§ WHAT YOU HAVE TO DO
Your task is to tally the lines of the listing containing the word "noise" and report the figure alone.
***** DATA EXTRACT
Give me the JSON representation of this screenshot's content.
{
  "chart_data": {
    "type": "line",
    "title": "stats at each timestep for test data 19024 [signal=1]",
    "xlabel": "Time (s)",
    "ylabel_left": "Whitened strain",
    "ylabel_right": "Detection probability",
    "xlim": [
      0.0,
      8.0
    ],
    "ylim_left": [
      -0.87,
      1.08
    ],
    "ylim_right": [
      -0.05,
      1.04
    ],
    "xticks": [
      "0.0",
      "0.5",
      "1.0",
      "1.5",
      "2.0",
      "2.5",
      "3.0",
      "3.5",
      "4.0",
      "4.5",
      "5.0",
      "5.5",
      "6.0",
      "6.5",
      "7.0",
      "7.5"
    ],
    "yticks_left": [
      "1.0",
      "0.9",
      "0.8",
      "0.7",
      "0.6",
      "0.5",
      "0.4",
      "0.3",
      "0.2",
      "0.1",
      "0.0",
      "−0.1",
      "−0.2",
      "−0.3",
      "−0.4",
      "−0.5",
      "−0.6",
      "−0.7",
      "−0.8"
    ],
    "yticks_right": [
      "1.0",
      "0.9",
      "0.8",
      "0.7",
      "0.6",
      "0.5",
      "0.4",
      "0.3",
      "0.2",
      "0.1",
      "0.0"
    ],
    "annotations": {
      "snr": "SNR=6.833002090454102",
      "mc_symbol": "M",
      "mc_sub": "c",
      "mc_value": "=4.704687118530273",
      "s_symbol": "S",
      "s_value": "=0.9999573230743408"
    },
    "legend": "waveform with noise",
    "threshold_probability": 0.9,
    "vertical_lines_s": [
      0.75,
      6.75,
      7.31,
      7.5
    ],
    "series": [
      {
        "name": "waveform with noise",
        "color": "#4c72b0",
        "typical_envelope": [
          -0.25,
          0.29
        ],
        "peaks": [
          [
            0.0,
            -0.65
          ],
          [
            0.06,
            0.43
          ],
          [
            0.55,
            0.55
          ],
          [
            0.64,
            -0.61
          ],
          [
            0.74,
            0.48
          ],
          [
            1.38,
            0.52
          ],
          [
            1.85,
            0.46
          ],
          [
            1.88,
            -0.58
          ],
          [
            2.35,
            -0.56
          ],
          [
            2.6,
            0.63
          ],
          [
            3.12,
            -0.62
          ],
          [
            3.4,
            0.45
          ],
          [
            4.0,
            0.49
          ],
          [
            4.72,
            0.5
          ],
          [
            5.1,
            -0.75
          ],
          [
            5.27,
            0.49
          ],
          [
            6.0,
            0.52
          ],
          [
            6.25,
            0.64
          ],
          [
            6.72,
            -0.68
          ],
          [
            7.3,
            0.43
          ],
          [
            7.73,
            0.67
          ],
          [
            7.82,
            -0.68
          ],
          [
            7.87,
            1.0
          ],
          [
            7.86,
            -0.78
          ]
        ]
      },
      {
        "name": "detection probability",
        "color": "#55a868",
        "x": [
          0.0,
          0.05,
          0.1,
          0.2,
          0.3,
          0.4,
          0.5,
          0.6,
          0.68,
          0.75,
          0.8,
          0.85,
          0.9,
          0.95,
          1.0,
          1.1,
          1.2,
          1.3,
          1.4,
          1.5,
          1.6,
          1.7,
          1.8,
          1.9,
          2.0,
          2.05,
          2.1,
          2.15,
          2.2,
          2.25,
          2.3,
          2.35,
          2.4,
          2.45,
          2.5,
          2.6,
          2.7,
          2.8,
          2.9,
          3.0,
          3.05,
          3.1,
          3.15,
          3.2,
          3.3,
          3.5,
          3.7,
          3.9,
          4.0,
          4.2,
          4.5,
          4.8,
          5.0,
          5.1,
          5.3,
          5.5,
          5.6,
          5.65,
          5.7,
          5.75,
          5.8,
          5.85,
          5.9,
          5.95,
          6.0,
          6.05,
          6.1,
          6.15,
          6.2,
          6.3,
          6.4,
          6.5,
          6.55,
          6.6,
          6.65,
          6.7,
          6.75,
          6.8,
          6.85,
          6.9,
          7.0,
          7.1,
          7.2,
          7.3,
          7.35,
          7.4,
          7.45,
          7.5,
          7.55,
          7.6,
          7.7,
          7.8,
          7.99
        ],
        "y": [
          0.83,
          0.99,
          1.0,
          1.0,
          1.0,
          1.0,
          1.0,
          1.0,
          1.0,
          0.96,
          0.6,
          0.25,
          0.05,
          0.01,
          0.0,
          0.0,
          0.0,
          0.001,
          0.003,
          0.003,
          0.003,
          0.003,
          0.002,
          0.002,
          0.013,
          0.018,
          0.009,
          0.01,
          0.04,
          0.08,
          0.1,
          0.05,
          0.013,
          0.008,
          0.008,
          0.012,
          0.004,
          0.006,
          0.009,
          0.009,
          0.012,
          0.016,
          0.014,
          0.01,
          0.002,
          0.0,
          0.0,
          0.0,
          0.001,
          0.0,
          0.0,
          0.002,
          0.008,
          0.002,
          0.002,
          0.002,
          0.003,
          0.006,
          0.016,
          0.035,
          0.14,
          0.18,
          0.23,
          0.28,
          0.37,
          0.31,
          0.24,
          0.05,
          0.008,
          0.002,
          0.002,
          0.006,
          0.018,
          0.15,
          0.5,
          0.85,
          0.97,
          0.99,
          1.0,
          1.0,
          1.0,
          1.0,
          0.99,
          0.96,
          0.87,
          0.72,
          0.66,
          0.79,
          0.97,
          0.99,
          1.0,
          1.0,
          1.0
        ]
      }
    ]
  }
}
**********
§ RESPONSE FOR THIS EXERCISE
2